**Brief**
Can you transcribe every record below exactly as it appears?

**Source material**
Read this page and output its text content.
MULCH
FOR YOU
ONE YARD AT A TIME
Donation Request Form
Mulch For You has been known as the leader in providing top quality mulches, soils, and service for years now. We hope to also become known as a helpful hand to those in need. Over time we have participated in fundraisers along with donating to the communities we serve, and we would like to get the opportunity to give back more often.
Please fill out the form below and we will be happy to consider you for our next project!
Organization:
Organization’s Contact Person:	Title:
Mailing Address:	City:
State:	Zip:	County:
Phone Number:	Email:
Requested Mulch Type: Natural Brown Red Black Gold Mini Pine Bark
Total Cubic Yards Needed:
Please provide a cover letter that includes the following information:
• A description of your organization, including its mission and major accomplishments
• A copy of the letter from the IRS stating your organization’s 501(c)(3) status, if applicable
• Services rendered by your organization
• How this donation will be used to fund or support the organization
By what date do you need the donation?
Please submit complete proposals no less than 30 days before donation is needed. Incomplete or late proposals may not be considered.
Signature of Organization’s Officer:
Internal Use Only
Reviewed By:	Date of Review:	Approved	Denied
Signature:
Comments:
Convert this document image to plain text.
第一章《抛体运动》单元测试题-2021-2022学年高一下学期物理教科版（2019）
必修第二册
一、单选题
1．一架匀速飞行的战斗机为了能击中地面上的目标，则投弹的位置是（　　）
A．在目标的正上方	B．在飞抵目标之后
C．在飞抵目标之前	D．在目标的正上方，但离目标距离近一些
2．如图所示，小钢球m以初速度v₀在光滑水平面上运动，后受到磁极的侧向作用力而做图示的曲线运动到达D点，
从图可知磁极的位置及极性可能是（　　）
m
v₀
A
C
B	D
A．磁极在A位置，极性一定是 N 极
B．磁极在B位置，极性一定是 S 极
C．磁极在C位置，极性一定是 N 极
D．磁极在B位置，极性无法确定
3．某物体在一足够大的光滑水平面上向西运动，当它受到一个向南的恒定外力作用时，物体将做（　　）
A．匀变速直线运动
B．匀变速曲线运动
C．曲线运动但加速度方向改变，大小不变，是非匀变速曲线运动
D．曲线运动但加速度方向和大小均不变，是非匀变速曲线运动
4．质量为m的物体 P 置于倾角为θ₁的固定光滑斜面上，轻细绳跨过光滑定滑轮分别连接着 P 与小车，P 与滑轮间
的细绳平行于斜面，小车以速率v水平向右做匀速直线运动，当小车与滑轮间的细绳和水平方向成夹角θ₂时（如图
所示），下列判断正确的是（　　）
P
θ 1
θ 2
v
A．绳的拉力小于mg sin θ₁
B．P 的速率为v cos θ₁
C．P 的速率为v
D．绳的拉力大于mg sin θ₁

**Written reply**
Read this page and output its text content.
MULCH
FOR YOU
ONE YARD AT A TIME
Donation Request Form
Mulch For You has been known as the leader in providing top quality mulches, soils, and service for years now. We hope to also become known as a helpful hand to those in need. Over time we have participated in fundraisers along with donating to the communities we serve, and we would like to get the opportunity to give back more often.
Please fill out the form below and we will be happy to consider you for our next project!
Organization:
Organization’s Contact Person:	Title:
Mailing Address:	City:
State:	Zip:	County:
Phone Number:	Email:
Requested Mulch Type: Natural Brown Red Black Gold Mini Pine Bark
Total Cubic Yards Needed:
Please provide a cover letter that includes the following information:
• A description of your organization, including its mission and major accomplishments
• A copy of the letter from the IRS stating your organization’s 501(c)(3) status, if applicable
• Services rendered by your organization
• How this donation will be used to fund or support the organization
By what date do you need the donation?
Please submit complete proposals no less than 30 days before donation is needed. Incomplete or late proposals may not be considered.
Signature of Organization’s Officer:
Internal Use Only
Reviewed By:	Date of Review:	Approved	Denied
Signature:
Comments:
Convert this document image to plain text.
第一章《抛体运动》单元测试题-2021-2022学年高一下学期物理教科版（2019）
必修第二册
一、单选题
1．一架匀速飞行的战斗机为了能击中地面上的目标，则投弹的位置是（　　）
A．在目标的正上方	B．在飞抵目标之后
C．在飞抵目标之前	D．在目标的正上方，但离目标距离近一些
2．如图所示，小钢球m以初速度v₀在光滑水平面上运动，后受到磁极的侧向作用力而做图示的曲线运动到达D点，
从图可知磁极的位置及极性可能是（　　）
m
v₀
A
C
B	D
A．磁极在A位置，极性一定是 N 极
B．磁极在B位置，极性一定是 S 极
C．磁极在C位置，极性一定是 N 极
D．磁极在B位置，极性无法确定
3．某物体在一足够大的光滑水平面上向西运动，当它受到一个向南的恒定外力作用时，物体将做（　　）
A．匀变速直线运动
B．匀变速曲线运动
C．曲线运动但加速度方向改变，大小不变，是非匀变速曲线运动
D．曲线运动但加速度方向和大小均不变，是非匀变速曲线运动
4．质量为m的物体 P 置于倾角为θ₁的固定光滑斜面上，轻细绳跨过光滑定滑轮分别连接着 P 与小车，P 与滑轮间
的细绳平行于斜面，小车以速率v水平向右做匀速直线运动，当小车与滑轮间的细绳和水平方向成夹角θ₂时（如图
所示），下列判断正确的是（　　）
P
θ 1
θ 2
v
A．绳的拉力小于mg sin θ₁
B．P 的速率为v cos θ₁
C．P 的速率为v
D．绳的拉力大于mg sin θ₁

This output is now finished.